Recorded data:
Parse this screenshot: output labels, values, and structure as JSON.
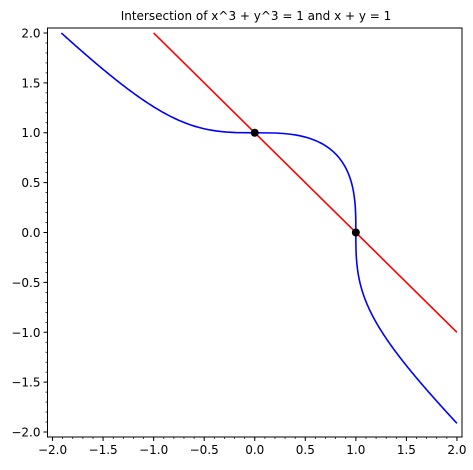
{
  "chart_data": {
    "type": "line",
    "title": "Intersection of x^3 + y^3 = 1 and x + y = 1",
    "xlabel": "",
    "ylabel": "",
    "xlim": [
      -2.05,
      2.05
    ],
    "ylim": [
      -2.05,
      2.05
    ],
    "xticks": [
      -2.0,
      -1.5,
      -1.0,
      -0.5,
      0.0,
      0.5,
      1.0,
      1.5,
      2.0
    ],
    "yticks": [
      -2.0,
      -1.5,
      -1.0,
      -0.5,
      0.0,
      0.5,
      1.0,
      1.5,
      2.0
    ],
    "xtick_labels": [
      "−2.0",
      "−1.5",
      "−1.0",
      "−0.5",
      "0.0",
      "0.5",
      "1.0",
      "1.5",
      "2.0"
    ],
    "ytick_labels": [
      "−2.0",
      "−1.5",
      "−1.0",
      "−0.5",
      "0.0",
      "0.5",
      "1.0",
      "1.5",
      "2.0"
    ],
    "minor_tick_step": 0.1,
    "grid": false,
    "series": [
      {
        "kind": "curve",
        "color": "#0000ff",
        "y_range": [
          -1.913,
          2.0
        ],
        "points_x_from_y": "x = cbrt(1 - y^3)"
      },
      {
        "kind": "line",
        "color": "#ff0000",
        "x": [
          -1.0,
          2.0
        ],
        "y": [
          2.0,
          -1.0
        ]
      }
    ],
    "points": [
      {
        "x": 0.0,
        "y": 1.0,
        "color": "#000000"
      },
      {
        "x": 1.0,
        "y": 0.0,
        "color": "#000000"
      }
    ]
  }
}
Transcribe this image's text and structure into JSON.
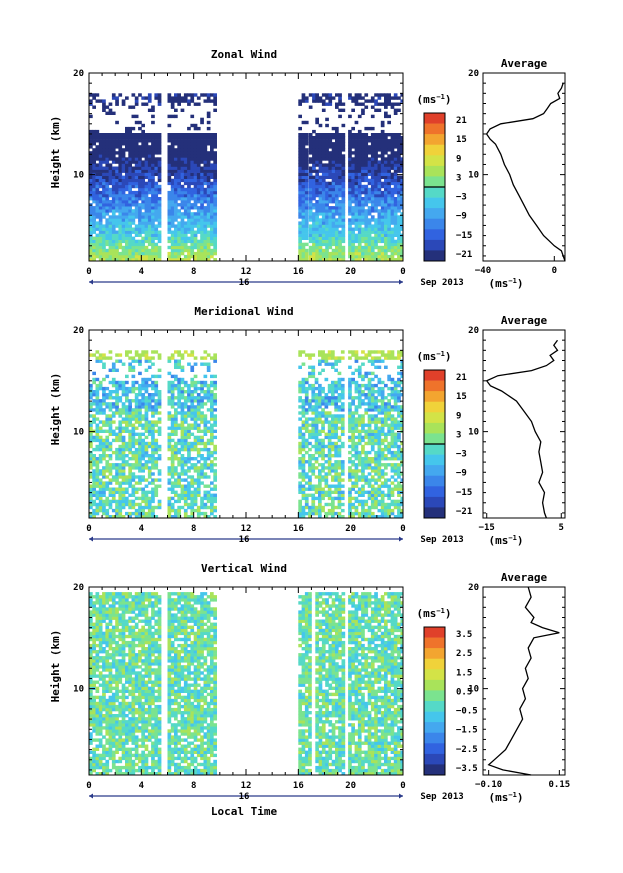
{
  "chart_data": [
    {
      "type": "heatmap",
      "title": "Zonal Wind",
      "ylabel": "Height (km)",
      "xlabel": "",
      "x_ticks": [
        "0",
        "4",
        "8",
        "12",
        "16",
        "20",
        "0"
      ],
      "y_ticks": [
        "20",
        "10"
      ],
      "xlim": [
        0,
        24
      ],
      "ylim": [
        1.5,
        20
      ],
      "date_label": "16",
      "month_label": "Sep 2013",
      "colorbar": {
        "unit": "(ms",
        "unit_sup": "−1",
        "unit_close": ")",
        "ticks": [
          "21",
          "15",
          "9",
          "3",
          "−3",
          "−9",
          "−15",
          "−21"
        ],
        "range": [
          -24,
          24
        ]
      },
      "avg_panel": {
        "title": "Average",
        "x_ticks": [
          "−40",
          "0"
        ],
        "y_ticks": [
          "20",
          "10"
        ],
        "xlim": [
          -40,
          6
        ],
        "unit": "(ms",
        "unit_sup": "−1",
        "unit_close": ")"
      },
      "avg_profile": {
        "height_km": [
          1.5,
          2,
          2.5,
          3,
          3.5,
          4,
          5,
          6,
          7,
          8,
          9,
          10,
          11,
          12,
          13,
          13.5,
          14,
          14.5,
          15,
          15.5,
          16,
          16.5,
          17,
          17.5,
          18,
          18.5,
          19
        ],
        "value": [
          6,
          5,
          4,
          0,
          -3,
          -6,
          -10,
          -14,
          -17,
          -20,
          -23,
          -25,
          -28,
          -30,
          -33,
          -36,
          -38,
          -36,
          -30,
          -12,
          -6,
          -4,
          -2,
          3,
          2,
          4,
          5
        ]
      },
      "data_columns_local_time": [
        [
          0,
          5.5
        ],
        [
          6,
          9.6
        ],
        [
          16,
          16.6
        ],
        [
          16.8,
          19.5
        ],
        [
          19.8,
          24
        ]
      ]
    },
    {
      "type": "heatmap",
      "title": "Meridional Wind",
      "ylabel": "Height (km)",
      "xlabel": "",
      "x_ticks": [
        "0",
        "4",
        "8",
        "12",
        "16",
        "20",
        "0"
      ],
      "y_ticks": [
        "20",
        "10"
      ],
      "xlim": [
        0,
        24
      ],
      "ylim": [
        1.5,
        20
      ],
      "date_label": "16",
      "month_label": "Sep 2013",
      "colorbar": {
        "unit": "(ms",
        "unit_sup": "−1",
        "unit_close": ")",
        "ticks": [
          "21",
          "15",
          "9",
          "3",
          "−3",
          "−9",
          "−15",
          "−21"
        ],
        "range": [
          -24,
          24
        ]
      },
      "avg_panel": {
        "title": "Average",
        "x_ticks": [
          "−15",
          "5"
        ],
        "y_ticks": [
          "20",
          "10"
        ],
        "xlim": [
          -16,
          6
        ],
        "unit": "(ms",
        "unit_sup": "−1",
        "unit_close": ")"
      },
      "avg_profile": {
        "height_km": [
          1.5,
          2,
          3,
          4,
          5,
          6,
          7,
          8,
          9,
          10,
          11,
          12,
          13,
          14,
          14.5,
          15,
          15.5,
          16,
          16.5,
          17,
          17.5,
          18,
          18.5,
          19
        ],
        "value": [
          1,
          0.5,
          0,
          0.5,
          -1,
          0,
          -0.5,
          -1,
          -0.5,
          -2,
          -3,
          -5,
          -7,
          -11,
          -14,
          -15,
          -12,
          -3,
          1,
          3,
          2,
          4,
          3,
          4
        ]
      },
      "data_columns_local_time": [
        [
          0,
          5.5
        ],
        [
          6,
          9.6
        ],
        [
          16,
          19.5
        ],
        [
          19.8,
          24
        ]
      ]
    },
    {
      "type": "heatmap",
      "title": "Vertical Wind",
      "ylabel": "Height (km)",
      "xlabel": "Local Time",
      "x_ticks": [
        "0",
        "4",
        "8",
        "12",
        "16",
        "20",
        "0"
      ],
      "y_ticks": [
        "20",
        "10"
      ],
      "xlim": [
        0,
        24
      ],
      "ylim": [
        1.5,
        20
      ],
      "date_label": "16",
      "month_label": "Sep 2013",
      "colorbar": {
        "unit": "(ms",
        "unit_sup": "−1",
        "unit_close": ")",
        "ticks": [
          "3.5",
          "2.5",
          "1.5",
          "0.5",
          "−0.5",
          "−1.5",
          "−2.5",
          "−3.5"
        ],
        "range": [
          -4,
          4
        ]
      },
      "avg_panel": {
        "title": "Average",
        "x_ticks": [
          "−0.10",
          "0.15"
        ],
        "y_ticks": [
          "20",
          "10"
        ],
        "xlim": [
          -0.12,
          0.17
        ],
        "unit": "(ms",
        "unit_sup": "−1",
        "unit_close": ")"
      },
      "avg_profile": {
        "height_km": [
          1.5,
          2,
          2.5,
          3,
          4,
          5,
          6,
          7,
          8,
          9,
          10,
          11,
          12,
          13,
          14,
          15,
          15.5,
          16,
          16.5,
          17,
          18,
          19,
          20
        ],
        "value": [
          0.05,
          -0.05,
          -0.1,
          -0.08,
          -0.04,
          -0.02,
          0,
          0.02,
          0.01,
          0.03,
          0.02,
          0.04,
          0.03,
          0.05,
          0.04,
          0.06,
          0.15,
          0.09,
          0.05,
          0.06,
          0.03,
          0.05,
          0.04
        ]
      },
      "data_columns_local_time": [
        [
          0,
          5.5
        ],
        [
          6,
          9.6
        ],
        [
          16,
          17
        ],
        [
          17.3,
          19.5
        ],
        [
          19.8,
          24
        ]
      ]
    }
  ]
}
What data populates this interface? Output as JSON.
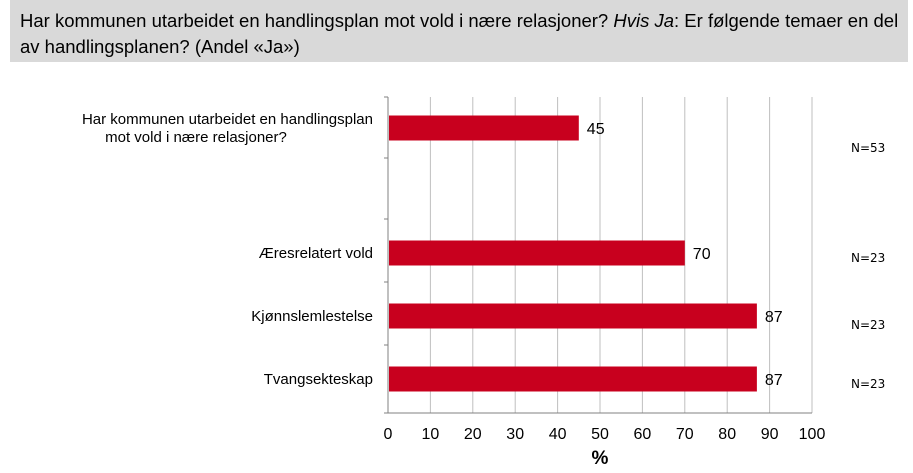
{
  "title": {
    "part1": "Har kommunen utarbeidet en handlingsplan mot vold i nære relasjoner? ",
    "emphasis": "Hvis Ja",
    "part2": ": Er følgende temaer en del av handlingsplanen? (Andel «Ja»)"
  },
  "chart_data": {
    "type": "bar",
    "orientation": "horizontal",
    "categories": [
      [
        "Har kommunen utarbeidet en handlingsplan",
        "mot vold i nære relasjoner?"
      ],
      [
        "Æresrelatert vold"
      ],
      [
        "Kjønnslemlestelse"
      ],
      [
        "Tvangsekteskap"
      ]
    ],
    "values": [
      45,
      70,
      87,
      87
    ],
    "n_labels": [
      "N=53",
      "N=23",
      "N=23",
      "N=23"
    ],
    "xlabel": "%",
    "xlim": [
      0,
      100
    ],
    "xticks": [
      0,
      10,
      20,
      30,
      40,
      50,
      60,
      70,
      80,
      90,
      100
    ],
    "grid": true,
    "bar_color": "#c8001e",
    "grid_color": "#bfbfbf"
  }
}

- Written instruction:
Please reproduce nothing but the lines from the one containing "What data populates" through the closing line of the listing, retyped word for word, pictures excluded.

- Result of the task:
What data populates this interface? Output as JSON.
{
  "title": {
    "part1": "Har kommunen utarbeidet en handlingsplan mot vold i nære relasjoner? ",
    "emphasis": "Hvis Ja",
    "part2": ": Er følgende temaer en del av handlingsplanen? (Andel «Ja»)"
  },
  "chart_data": {
    "type": "bar",
    "orientation": "horizontal",
    "categories": [
      [
        "Har kommunen utarbeidet en handlingsplan",
        "mot vold i nære relasjoner?"
      ],
      [
        "Æresrelatert vold"
      ],
      [
        "Kjønnslemlestelse"
      ],
      [
        "Tvangsekteskap"
      ]
    ],
    "values": [
      45,
      70,
      87,
      87
    ],
    "n_labels": [
      "N=53",
      "N=23",
      "N=23",
      "N=23"
    ],
    "xlabel": "%",
    "xlim": [
      0,
      100
    ],
    "xticks": [
      0,
      10,
      20,
      30,
      40,
      50,
      60,
      70,
      80,
      90,
      100
    ],
    "grid": true,
    "bar_color": "#c8001e",
    "grid_color": "#bfbfbf"
  }
}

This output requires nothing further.